INSTRUÇÕES:
**A.** Cite literalmente o trecho do artigo sobre a verdade que começa nas palavras "Na Grécia clássica" e vai até depois de "triângulo se completa.".
**B.** De acordo com o artigo sobre a verdade, a quais duas palavras phronésis estava sempre associada na Grécia clássica?

ARTIGO:
++++++++++
Filosofia do Direito

Verdade: aletheia, veritas ou emunah?

 


Na Grécia clássica a expressão phronésis designava sabedoria. Phronésis estava sempre associada a outras duas palavras: aletheia (verdade) e eudaimonia (harmonia, felicidade). A sabedoria, pois, só teria o seu sentido completo quando formasse uma triangulação com a verdade e a felicidade.


Parece-me impossível ter phronésis sem aletéia. Ao passo que, tendo phronésis e aletéia, a felicidade, a harmonia são inevitáveis. O triângulo se completa.
++++++++++
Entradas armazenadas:
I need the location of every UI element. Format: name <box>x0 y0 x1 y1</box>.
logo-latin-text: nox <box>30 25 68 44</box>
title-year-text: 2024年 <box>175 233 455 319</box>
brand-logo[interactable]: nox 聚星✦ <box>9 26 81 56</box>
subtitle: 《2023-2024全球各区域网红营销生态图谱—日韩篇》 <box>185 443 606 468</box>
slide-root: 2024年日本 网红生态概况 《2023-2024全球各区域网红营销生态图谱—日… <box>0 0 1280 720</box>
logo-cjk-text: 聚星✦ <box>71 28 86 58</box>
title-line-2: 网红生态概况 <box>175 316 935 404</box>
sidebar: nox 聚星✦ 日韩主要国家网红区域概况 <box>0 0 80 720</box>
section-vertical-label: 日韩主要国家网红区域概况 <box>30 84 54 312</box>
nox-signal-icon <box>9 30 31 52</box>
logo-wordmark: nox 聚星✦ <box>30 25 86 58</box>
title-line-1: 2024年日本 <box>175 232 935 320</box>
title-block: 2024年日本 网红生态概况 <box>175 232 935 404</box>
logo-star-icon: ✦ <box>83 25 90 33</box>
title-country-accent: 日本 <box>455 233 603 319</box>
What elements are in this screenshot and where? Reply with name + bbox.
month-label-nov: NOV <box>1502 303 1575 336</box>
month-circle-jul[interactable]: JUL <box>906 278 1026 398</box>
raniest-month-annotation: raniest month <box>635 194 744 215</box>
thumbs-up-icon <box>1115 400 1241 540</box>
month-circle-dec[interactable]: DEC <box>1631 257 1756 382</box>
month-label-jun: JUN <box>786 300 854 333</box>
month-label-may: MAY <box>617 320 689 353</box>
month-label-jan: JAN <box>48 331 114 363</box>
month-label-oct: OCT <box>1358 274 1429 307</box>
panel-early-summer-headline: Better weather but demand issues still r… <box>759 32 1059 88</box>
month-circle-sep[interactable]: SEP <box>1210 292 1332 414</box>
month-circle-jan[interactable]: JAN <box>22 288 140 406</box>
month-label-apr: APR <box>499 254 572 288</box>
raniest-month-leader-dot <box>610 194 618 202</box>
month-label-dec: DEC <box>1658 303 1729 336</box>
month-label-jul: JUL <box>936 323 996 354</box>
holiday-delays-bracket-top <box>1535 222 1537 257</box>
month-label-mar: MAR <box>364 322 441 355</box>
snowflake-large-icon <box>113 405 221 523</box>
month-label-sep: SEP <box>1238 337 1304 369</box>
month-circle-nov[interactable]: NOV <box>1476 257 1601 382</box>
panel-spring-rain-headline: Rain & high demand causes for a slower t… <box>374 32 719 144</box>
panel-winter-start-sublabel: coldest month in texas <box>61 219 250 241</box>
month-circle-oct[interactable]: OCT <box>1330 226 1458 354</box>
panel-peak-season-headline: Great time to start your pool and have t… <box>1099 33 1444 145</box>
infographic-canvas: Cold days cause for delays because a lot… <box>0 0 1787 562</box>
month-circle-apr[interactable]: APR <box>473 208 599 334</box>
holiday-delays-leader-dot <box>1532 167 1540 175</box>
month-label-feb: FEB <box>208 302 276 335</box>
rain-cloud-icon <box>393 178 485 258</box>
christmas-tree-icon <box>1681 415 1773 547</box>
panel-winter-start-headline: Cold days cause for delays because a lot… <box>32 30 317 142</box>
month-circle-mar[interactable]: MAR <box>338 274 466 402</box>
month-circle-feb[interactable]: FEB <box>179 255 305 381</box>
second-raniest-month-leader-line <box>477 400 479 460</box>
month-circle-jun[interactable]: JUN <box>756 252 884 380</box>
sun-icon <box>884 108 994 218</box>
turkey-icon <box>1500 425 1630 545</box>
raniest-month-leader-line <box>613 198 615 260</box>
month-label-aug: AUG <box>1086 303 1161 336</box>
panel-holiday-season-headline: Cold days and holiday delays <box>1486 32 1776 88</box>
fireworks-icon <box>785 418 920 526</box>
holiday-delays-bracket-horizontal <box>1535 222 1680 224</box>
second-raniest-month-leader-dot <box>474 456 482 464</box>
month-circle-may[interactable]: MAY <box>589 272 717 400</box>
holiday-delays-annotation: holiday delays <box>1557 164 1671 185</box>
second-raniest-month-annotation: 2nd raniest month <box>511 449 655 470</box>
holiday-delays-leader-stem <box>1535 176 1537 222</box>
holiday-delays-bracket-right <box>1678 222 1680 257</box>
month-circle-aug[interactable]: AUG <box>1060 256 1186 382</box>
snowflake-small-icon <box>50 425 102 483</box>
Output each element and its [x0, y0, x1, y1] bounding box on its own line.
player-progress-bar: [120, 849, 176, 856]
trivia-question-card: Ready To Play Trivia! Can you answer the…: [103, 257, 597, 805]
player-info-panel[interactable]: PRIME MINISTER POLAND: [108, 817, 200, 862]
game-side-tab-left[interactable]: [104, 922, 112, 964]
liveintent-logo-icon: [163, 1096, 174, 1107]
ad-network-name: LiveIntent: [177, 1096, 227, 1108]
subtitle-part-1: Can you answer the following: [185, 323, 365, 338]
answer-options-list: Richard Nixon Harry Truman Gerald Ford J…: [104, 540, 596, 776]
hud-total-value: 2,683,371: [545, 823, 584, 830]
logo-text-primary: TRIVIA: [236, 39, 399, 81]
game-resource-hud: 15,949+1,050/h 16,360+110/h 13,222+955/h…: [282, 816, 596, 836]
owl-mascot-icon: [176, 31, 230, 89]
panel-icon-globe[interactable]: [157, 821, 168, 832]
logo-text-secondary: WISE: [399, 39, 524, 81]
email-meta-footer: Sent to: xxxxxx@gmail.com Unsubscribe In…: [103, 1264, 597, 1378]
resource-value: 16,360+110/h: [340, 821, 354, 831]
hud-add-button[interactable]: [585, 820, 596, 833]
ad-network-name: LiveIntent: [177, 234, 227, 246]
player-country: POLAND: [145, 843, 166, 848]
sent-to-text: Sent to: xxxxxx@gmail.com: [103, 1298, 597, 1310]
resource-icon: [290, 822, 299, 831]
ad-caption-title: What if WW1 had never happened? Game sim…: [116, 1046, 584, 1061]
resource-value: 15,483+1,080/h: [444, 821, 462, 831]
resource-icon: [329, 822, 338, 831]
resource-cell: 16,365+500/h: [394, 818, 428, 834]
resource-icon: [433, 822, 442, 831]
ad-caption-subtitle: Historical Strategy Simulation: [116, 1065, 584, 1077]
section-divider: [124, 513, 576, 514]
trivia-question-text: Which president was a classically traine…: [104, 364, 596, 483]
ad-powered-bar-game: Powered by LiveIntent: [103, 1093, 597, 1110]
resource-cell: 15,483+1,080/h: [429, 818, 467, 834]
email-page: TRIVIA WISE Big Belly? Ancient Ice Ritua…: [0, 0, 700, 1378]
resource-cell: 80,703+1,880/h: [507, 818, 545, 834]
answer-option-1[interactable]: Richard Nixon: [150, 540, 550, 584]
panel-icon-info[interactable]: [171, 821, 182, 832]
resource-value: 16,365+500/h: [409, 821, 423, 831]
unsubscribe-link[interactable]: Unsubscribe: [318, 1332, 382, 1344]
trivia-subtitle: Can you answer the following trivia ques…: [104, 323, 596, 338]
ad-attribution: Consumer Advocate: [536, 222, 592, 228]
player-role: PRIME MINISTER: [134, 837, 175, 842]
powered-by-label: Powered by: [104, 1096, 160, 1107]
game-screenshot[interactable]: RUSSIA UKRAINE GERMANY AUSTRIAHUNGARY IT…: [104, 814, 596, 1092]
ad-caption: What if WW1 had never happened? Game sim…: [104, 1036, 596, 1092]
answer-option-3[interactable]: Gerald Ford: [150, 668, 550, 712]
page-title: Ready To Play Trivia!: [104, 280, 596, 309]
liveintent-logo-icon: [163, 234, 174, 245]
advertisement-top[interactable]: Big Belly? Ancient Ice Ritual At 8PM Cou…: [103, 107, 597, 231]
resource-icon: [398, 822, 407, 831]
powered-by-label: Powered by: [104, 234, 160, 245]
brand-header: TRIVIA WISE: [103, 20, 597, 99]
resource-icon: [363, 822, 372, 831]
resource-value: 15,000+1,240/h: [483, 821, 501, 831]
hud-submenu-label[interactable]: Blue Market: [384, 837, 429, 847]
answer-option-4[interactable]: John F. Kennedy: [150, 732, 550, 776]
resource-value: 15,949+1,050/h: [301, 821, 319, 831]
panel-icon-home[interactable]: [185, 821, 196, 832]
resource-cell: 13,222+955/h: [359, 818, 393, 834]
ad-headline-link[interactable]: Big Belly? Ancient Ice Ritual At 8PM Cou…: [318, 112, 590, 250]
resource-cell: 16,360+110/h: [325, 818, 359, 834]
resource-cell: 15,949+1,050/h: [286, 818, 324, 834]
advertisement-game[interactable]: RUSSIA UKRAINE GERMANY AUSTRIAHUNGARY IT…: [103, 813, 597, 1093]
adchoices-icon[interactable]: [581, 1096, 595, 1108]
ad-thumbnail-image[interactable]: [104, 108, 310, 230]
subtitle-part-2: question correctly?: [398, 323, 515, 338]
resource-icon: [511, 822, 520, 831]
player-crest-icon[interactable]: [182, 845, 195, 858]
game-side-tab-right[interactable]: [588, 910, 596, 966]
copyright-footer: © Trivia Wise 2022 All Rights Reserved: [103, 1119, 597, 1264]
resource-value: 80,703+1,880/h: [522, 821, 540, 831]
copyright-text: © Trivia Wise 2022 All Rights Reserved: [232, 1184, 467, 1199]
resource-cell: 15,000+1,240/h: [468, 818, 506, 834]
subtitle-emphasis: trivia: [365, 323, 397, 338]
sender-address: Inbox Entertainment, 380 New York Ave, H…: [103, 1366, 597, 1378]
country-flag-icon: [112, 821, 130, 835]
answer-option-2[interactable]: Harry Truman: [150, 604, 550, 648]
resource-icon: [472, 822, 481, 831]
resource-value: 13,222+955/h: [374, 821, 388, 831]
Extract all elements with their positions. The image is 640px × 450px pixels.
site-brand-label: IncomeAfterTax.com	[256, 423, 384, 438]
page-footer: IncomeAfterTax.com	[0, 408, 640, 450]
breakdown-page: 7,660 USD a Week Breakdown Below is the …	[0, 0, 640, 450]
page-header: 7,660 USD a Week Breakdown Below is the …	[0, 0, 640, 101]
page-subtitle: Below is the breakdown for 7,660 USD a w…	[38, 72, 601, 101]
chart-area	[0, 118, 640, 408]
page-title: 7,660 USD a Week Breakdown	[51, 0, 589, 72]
++++++++++
RESPOSTAS:
**A.**
Na Grécia clássica a expressão phronésis designava sabedoria. Phronésis estava sempre associada a outras duas palavras: aletheia (verdade) e eudaimonia (harmonia, felicidade). A sabedoria, pois, só teria o seu sentido completo quando formasse uma triangulação com a verdade e a felicidade.


Parece-me impossível ter phronésis sem aletéia. Ao passo que, tendo phronésis e aletéia, a felicidade, a harmonia são inevitáveis. O triângulo se completa.

**B.** Estava associada a aletheia (verdade) e a eudaimonia (harmonia, felicidade).